- INSTRUCTIONS TO FOLLOW: Wherever the string "Zentren" occurs in a line of these records, report that line.

[Source data]
/---

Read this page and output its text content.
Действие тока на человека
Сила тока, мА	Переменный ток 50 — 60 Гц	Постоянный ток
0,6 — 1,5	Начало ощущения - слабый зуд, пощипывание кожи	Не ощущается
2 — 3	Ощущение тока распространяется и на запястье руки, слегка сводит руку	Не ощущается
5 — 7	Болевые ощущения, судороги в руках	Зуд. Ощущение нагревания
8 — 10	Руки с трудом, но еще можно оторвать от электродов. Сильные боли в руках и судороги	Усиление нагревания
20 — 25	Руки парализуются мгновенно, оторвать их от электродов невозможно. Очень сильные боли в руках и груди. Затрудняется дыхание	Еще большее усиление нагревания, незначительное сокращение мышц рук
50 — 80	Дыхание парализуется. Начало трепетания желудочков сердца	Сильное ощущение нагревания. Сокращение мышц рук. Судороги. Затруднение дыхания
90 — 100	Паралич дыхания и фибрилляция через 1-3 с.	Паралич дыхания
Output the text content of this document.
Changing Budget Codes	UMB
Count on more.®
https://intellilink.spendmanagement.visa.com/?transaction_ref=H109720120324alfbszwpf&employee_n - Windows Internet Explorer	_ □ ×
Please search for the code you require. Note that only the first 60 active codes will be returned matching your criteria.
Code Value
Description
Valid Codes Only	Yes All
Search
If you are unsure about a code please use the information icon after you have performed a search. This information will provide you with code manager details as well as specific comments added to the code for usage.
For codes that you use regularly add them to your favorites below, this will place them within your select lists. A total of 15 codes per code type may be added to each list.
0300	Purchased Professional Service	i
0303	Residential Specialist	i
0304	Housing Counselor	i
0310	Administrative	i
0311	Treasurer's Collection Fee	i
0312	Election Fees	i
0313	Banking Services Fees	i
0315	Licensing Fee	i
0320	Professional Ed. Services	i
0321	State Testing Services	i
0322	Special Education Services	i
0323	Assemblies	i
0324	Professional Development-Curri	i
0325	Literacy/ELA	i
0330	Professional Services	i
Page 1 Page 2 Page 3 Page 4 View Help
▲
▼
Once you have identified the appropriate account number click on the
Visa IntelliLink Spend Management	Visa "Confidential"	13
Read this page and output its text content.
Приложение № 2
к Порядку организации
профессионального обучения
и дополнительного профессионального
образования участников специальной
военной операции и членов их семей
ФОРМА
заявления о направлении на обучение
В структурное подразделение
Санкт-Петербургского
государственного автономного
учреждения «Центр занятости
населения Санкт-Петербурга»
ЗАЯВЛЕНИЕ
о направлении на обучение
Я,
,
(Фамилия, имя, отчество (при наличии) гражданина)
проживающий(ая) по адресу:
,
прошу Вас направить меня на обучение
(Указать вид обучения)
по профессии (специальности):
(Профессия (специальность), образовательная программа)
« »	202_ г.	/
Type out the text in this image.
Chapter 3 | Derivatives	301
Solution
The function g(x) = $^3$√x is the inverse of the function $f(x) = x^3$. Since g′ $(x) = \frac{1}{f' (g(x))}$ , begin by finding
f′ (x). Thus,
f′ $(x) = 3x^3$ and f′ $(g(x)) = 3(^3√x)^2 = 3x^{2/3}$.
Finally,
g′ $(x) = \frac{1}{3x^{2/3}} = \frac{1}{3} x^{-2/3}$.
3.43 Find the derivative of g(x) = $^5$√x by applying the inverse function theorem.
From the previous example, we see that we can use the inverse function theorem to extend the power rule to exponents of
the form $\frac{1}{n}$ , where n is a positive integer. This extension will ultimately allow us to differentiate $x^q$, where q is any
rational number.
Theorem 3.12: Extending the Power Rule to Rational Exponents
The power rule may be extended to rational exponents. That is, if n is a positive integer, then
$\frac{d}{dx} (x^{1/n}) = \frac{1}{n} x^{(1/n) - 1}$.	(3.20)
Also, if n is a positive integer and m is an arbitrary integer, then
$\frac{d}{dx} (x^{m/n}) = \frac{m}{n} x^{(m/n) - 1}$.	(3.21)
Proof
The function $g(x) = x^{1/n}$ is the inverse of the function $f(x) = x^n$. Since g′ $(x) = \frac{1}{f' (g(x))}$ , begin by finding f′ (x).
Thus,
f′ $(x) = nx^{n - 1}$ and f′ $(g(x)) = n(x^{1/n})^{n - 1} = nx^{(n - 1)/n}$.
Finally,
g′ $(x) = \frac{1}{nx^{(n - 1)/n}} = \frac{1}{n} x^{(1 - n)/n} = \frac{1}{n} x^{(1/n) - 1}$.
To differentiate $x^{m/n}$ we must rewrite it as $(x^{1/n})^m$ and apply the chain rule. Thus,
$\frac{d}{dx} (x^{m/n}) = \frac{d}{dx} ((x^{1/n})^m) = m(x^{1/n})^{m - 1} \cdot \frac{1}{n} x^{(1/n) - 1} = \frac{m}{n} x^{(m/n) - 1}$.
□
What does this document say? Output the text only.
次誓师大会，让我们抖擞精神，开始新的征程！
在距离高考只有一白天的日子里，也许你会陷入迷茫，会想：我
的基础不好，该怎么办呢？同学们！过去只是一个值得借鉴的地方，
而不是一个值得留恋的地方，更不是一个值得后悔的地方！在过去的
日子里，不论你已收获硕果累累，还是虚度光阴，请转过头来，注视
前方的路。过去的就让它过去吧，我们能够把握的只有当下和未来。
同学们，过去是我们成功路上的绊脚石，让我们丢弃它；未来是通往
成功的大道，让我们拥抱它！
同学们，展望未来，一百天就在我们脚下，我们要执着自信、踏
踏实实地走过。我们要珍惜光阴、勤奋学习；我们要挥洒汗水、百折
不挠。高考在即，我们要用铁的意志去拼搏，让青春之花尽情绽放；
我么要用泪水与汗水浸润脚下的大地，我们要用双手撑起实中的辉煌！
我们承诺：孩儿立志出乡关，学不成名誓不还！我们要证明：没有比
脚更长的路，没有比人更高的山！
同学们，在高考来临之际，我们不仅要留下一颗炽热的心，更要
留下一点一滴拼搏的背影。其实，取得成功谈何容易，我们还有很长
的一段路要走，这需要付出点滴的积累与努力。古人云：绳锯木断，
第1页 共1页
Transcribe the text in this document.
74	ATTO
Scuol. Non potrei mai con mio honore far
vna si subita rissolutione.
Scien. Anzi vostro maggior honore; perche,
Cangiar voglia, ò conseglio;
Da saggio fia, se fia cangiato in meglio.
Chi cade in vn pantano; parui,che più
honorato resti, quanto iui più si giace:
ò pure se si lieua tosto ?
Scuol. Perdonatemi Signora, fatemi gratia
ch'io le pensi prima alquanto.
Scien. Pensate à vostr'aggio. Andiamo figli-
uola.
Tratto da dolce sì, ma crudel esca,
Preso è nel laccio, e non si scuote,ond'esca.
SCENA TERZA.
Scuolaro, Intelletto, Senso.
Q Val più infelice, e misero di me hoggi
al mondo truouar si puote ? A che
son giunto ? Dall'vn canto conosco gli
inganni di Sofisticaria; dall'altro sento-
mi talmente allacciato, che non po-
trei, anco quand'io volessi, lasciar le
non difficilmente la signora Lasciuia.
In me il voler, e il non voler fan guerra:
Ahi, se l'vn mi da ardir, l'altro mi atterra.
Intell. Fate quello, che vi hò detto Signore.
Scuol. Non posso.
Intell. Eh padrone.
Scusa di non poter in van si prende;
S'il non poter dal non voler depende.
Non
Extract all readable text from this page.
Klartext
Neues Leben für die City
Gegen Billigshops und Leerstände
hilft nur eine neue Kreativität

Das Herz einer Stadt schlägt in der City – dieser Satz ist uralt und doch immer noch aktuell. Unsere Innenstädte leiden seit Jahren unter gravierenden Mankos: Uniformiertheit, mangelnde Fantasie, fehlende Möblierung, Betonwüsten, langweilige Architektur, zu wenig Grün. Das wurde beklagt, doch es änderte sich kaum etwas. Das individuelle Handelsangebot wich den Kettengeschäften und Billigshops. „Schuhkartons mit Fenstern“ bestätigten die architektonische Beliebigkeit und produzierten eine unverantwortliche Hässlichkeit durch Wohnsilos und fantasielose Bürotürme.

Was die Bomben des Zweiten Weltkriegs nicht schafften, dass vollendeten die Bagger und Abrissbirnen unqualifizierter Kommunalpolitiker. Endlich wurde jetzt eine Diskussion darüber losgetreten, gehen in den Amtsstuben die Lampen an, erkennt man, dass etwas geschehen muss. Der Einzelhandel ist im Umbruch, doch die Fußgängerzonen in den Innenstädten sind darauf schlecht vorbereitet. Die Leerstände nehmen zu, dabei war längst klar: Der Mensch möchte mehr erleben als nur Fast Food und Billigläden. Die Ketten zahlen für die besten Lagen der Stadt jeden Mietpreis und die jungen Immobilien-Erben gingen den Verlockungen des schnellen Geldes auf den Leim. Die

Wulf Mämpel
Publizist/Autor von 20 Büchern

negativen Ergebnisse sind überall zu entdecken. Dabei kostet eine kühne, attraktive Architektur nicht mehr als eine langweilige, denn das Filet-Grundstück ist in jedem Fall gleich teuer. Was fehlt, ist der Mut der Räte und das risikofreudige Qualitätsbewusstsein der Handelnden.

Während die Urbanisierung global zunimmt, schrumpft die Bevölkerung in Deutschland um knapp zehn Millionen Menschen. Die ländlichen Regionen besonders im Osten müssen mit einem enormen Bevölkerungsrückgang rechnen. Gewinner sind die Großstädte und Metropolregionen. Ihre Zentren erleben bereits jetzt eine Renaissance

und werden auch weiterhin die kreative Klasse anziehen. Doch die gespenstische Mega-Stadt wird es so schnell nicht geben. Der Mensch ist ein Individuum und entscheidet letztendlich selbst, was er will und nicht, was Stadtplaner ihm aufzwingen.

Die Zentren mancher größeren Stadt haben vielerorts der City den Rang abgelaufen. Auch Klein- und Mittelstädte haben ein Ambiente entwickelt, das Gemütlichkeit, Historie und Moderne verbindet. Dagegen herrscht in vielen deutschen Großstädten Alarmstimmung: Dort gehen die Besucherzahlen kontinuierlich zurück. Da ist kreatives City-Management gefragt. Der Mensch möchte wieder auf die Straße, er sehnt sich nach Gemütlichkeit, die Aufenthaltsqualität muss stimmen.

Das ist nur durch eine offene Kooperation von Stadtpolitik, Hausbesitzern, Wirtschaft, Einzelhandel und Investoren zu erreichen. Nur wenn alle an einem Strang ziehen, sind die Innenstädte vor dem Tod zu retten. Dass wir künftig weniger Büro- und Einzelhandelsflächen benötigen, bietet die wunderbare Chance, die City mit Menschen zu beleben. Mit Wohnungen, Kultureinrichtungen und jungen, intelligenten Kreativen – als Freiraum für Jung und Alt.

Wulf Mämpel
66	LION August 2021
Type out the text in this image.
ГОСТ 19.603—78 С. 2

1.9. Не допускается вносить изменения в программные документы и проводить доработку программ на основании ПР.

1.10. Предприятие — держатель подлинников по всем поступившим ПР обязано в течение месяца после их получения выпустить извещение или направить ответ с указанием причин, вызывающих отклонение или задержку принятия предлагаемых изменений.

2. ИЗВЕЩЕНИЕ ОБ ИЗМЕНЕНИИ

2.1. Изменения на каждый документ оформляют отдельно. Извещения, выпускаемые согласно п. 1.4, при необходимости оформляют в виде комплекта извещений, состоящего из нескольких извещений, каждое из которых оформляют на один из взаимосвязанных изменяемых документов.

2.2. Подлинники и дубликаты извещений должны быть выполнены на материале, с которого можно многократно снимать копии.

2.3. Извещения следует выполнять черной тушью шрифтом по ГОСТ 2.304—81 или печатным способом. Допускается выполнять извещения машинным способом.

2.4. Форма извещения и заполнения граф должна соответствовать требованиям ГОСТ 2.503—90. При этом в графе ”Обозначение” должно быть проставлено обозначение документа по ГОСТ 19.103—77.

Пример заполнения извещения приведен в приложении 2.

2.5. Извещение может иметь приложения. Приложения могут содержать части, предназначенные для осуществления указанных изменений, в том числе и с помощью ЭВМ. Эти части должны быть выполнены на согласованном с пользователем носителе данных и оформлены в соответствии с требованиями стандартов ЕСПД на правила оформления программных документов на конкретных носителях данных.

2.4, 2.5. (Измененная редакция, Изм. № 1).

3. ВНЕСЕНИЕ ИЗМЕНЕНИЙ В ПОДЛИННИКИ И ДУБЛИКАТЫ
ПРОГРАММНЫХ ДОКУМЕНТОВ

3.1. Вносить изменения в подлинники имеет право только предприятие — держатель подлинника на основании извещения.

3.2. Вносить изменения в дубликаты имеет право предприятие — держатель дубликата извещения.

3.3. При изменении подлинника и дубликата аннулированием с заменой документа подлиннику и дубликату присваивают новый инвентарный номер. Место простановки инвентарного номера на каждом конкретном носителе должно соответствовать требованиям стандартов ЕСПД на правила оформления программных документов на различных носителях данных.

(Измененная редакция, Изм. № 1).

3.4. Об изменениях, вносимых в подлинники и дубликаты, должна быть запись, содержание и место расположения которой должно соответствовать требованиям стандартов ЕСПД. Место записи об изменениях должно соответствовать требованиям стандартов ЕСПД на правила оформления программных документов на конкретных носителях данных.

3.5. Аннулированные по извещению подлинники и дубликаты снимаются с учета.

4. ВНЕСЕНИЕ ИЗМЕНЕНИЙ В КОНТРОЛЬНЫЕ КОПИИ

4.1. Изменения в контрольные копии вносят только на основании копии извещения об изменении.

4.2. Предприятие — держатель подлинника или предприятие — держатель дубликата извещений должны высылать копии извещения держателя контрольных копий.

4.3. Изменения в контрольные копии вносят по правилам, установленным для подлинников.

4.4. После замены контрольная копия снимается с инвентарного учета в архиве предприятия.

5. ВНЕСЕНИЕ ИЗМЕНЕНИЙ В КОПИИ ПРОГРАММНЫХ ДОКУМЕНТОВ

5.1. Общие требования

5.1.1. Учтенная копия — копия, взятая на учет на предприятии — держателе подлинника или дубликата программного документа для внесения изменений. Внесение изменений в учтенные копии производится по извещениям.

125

\---

- FINAL RESULT:
Während die Urbanisierung global zunimmt, schrumpft die Bevölkerung in Deutschland um knapp zehn Millionen Menschen. Die ländlichen Regionen besonders im Osten müssen mit einem enormen Bevölkerungsrückgang rechnen. Gewinner sind die Großstädte und Metropolregionen. Ihre Zentren erleben bereits jetzt eine Renaissance
Die Zentren mancher größeren Stadt haben vielerorts der City den Rang abgelaufen. Auch Klein- und Mittelstädte haben ein Ambiente entwickelt, das Gemütlichkeit, Historie und Moderne verbindet. Dagegen herrscht in vielen deutschen Großstädten Alarmstimmung: Dort gehen die Besucherzahlen kontinuierlich zurück. Da ist kreatives City-Management gefragt. Der Mensch möchte wieder auf die Straße, er sehnt sich nach Gemütlichkeit, die Aufenthaltsqualität muss stimmen.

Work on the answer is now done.